Dataset items:
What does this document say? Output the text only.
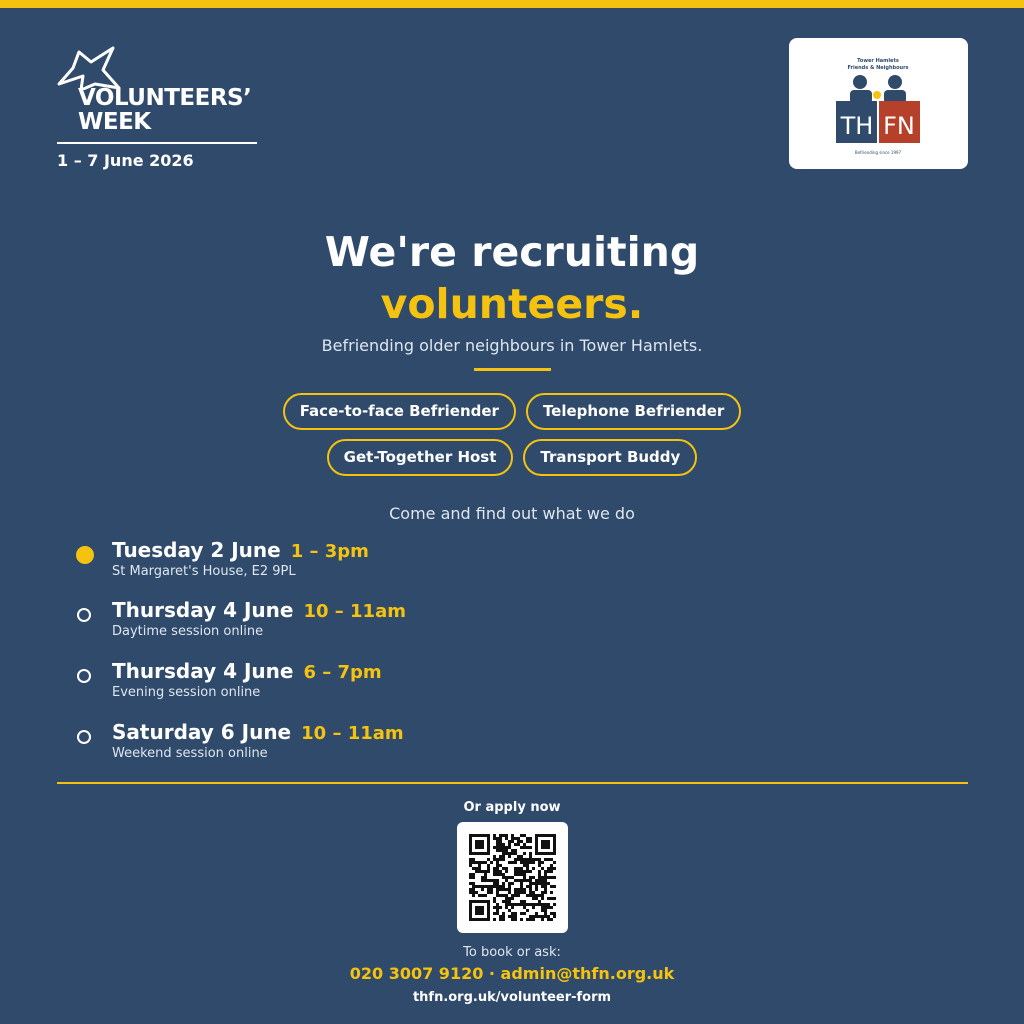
VOLUNTEERS’
WEEK
1 – 7 June 2026
Tower Hamlets
Friends & Neighbours
TH FN
Befriending since 1997
We're recruiting
volunteers.
Befriending older neighbours in Tower Hamlets.
Face-to-face Befriender	Telephone Befriender
Get-Together Host	Transport Buddy
Come and find out what we do
Tuesday 2 June 1 – 3pm
St Margaret's House, E2 9PL
Thursday 4 June 10 – 11am
Daytime session online
Thursday 4 June 6 – 7pm
Evening session online
Saturday 6 June 10 – 11am
Weekend session online
Or apply now
To book or ask:
020 3007 9120 · admin@thfn.org.uk
thfn.org.uk/volunteer-form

CHALLENGE:
Write the entries above out again exactly, but not the pictures.

RESULT OF THIS TASK:
What does this document say? Output the text only.
VOLUNTEERS’
WEEK
1 – 7 June 2026
Tower Hamlets
Friends & Neighbours
TH FN
Befriending since 1997
We're recruiting
volunteers.
Befriending older neighbours in Tower Hamlets.
Face-to-face Befriender	Telephone Befriender
Get-Together Host	Transport Buddy
Come and find out what we do
Tuesday 2 June 1 – 3pm
St Margaret's House, E2 9PL
Thursday 4 June 10 – 11am
Daytime session online
Thursday 4 June 6 – 7pm
Evening session online
Saturday 6 June 10 – 11am
Weekend session online
Or apply now
To book or ask:
020 3007 9120 · admin@thfn.org.uk
thfn.org.uk/volunteer-form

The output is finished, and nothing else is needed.